**What is asked**.
Show every line where "حسين" occurs.
── Materials provided
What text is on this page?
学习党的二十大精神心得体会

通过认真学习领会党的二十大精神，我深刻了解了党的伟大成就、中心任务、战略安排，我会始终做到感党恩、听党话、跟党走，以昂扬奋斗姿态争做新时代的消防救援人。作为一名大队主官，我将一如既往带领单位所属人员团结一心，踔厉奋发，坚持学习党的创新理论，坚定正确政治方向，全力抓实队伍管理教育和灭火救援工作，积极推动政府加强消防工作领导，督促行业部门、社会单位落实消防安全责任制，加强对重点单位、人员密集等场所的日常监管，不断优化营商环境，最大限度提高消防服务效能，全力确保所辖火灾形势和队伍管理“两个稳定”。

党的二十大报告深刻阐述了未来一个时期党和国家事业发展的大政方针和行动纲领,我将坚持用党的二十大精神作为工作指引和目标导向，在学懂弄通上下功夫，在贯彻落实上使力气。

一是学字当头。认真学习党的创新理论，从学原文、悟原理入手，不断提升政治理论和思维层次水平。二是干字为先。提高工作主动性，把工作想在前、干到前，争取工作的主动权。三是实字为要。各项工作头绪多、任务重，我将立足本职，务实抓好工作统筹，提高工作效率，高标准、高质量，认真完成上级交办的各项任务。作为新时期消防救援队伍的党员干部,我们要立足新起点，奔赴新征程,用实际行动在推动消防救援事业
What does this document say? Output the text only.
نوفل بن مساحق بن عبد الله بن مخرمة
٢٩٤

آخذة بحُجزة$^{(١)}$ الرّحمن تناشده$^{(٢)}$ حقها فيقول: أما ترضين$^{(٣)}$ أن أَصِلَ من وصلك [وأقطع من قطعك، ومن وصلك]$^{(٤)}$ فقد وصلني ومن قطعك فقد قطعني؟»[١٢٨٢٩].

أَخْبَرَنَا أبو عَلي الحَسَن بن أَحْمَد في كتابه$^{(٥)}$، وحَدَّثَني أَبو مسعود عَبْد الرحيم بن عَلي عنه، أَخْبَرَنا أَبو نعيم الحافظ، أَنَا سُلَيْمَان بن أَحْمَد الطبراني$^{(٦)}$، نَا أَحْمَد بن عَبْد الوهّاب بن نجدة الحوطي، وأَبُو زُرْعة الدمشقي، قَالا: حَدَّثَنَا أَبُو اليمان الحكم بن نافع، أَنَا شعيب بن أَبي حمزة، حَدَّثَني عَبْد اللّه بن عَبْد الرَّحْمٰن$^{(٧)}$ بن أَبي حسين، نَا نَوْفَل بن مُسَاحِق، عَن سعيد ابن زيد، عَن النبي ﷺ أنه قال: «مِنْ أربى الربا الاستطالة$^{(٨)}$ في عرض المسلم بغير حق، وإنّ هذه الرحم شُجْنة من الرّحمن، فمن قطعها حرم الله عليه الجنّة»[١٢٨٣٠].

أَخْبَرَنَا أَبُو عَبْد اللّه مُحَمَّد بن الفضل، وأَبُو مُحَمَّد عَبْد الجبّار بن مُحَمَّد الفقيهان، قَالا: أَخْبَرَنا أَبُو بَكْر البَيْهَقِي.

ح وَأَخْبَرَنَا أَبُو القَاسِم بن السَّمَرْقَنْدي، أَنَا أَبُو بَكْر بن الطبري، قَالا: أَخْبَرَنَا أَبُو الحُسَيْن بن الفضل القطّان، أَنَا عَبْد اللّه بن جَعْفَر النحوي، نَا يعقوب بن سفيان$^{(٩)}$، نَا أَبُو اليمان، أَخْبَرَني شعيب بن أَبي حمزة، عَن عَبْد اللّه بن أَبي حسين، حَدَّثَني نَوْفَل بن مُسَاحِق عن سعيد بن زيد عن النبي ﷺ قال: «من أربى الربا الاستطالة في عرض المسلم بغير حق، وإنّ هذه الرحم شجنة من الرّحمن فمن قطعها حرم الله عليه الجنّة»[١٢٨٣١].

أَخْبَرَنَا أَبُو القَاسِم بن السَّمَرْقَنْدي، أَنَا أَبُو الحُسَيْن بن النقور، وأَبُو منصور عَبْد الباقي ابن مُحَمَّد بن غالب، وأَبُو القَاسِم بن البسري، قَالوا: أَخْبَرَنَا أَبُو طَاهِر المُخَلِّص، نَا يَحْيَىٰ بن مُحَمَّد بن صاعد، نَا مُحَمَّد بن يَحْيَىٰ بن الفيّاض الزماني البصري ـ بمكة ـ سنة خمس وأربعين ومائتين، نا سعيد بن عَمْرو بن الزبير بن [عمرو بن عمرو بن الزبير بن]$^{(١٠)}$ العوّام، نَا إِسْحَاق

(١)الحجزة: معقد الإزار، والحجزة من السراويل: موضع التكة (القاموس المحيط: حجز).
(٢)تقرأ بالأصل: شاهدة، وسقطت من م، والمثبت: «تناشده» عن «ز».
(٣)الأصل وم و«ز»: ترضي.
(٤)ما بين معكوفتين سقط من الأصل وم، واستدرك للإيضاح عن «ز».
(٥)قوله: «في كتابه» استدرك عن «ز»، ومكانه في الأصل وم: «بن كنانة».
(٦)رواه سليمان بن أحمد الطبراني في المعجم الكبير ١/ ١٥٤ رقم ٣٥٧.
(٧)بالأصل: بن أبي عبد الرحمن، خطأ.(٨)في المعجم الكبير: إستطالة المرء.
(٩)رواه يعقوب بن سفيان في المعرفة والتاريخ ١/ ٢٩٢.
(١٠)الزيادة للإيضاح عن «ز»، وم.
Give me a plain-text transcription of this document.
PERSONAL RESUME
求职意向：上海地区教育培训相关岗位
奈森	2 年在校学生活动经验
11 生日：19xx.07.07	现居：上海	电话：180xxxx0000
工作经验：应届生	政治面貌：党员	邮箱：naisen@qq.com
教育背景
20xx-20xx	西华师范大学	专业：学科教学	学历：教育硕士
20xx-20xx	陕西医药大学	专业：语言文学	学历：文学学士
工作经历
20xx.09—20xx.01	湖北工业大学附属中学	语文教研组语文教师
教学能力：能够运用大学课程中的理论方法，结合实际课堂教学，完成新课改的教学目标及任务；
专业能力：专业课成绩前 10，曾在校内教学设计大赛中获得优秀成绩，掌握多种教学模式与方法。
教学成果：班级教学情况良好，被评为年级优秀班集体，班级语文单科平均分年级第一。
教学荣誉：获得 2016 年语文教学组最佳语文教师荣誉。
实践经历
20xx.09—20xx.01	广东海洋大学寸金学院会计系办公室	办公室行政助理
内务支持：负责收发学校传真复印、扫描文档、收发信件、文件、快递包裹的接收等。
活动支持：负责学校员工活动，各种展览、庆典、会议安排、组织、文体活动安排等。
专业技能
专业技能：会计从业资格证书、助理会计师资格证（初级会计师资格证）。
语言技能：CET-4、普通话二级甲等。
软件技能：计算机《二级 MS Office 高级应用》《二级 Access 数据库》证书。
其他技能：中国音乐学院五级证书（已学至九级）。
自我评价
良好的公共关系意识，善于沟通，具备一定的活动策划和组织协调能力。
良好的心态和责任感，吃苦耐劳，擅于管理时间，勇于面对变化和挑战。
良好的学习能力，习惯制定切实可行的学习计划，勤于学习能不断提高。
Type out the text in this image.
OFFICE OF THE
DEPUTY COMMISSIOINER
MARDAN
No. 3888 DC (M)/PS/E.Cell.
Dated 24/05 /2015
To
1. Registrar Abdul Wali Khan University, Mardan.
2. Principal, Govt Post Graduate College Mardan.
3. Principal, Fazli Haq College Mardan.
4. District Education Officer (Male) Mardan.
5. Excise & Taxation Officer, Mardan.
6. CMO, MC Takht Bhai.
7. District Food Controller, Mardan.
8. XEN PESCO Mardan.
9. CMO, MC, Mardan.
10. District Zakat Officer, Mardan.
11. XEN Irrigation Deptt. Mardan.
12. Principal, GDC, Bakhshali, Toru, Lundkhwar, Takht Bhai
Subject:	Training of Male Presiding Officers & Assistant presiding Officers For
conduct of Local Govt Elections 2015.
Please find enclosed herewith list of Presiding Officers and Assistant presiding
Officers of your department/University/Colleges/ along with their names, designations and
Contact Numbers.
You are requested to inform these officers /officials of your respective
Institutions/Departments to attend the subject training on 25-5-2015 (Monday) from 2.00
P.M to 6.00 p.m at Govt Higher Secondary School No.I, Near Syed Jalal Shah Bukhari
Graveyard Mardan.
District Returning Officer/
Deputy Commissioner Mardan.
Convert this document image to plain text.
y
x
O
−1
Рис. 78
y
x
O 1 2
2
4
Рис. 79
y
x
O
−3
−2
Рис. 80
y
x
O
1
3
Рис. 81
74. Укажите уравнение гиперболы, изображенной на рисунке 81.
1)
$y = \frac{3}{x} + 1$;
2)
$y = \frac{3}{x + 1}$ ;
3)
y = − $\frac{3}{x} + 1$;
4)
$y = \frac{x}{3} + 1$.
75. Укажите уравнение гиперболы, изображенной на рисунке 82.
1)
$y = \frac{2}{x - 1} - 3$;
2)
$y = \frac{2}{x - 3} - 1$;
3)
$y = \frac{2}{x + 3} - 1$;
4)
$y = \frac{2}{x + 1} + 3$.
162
────
**Problem solution**.
أَخْبَرَنَا أبو عَلي الحَسَن بن أَحْمَد في كتابه$^{(٥)}$، وحَدَّثَني أَبو مسعود عَبْد الرحيم بن عَلي عنه، أَخْبَرَنا أَبو نعيم الحافظ، أَنَا سُلَيْمَان بن أَحْمَد الطبراني$^{(٦)}$، نَا أَحْمَد بن عَبْد الوهّاب بن نجدة الحوطي، وأَبُو زُرْعة الدمشقي، قَالا: حَدَّثَنَا أَبُو اليمان الحكم بن نافع، أَنَا شعيب بن أَبي حمزة، حَدَّثَني عَبْد اللّه بن عَبْد الرَّحْمٰن$^{(٧)}$ بن أَبي حسين، نَا نَوْفَل بن مُسَاحِق، عَن سعيد ابن زيد، عَن النبي ﷺ أنه قال: «مِنْ أربى الربا الاستطالة$^{(٨)}$ في عرض المسلم بغير حق، وإنّ هذه الرحم شُجْنة من الرّحمن، فمن قطعها حرم الله عليه الجنّة»[١٢٨٣٠].
ح وَأَخْبَرَنَا أَبُو القَاسِم بن السَّمَرْقَنْدي، أَنَا أَبُو بَكْر بن الطبري، قَالا: أَخْبَرَنَا أَبُو الحُسَيْن بن الفضل القطّان، أَنَا عَبْد اللّه بن جَعْفَر النحوي، نَا يعقوب بن سفيان$^{(٩)}$، نَا أَبُو اليمان، أَخْبَرَني شعيب بن أَبي حمزة، عَن عَبْد اللّه بن أَبي حسين، حَدَّثَني نَوْفَل بن مُسَاحِق عن سعيد بن زيد عن النبي ﷺ قال: «من أربى الربا الاستطالة في عرض المسلم بغير حق، وإنّ هذه الرحم شجنة من الرّحمن فمن قطعها حرم الله عليه الجنّة»[١٢٨٣١].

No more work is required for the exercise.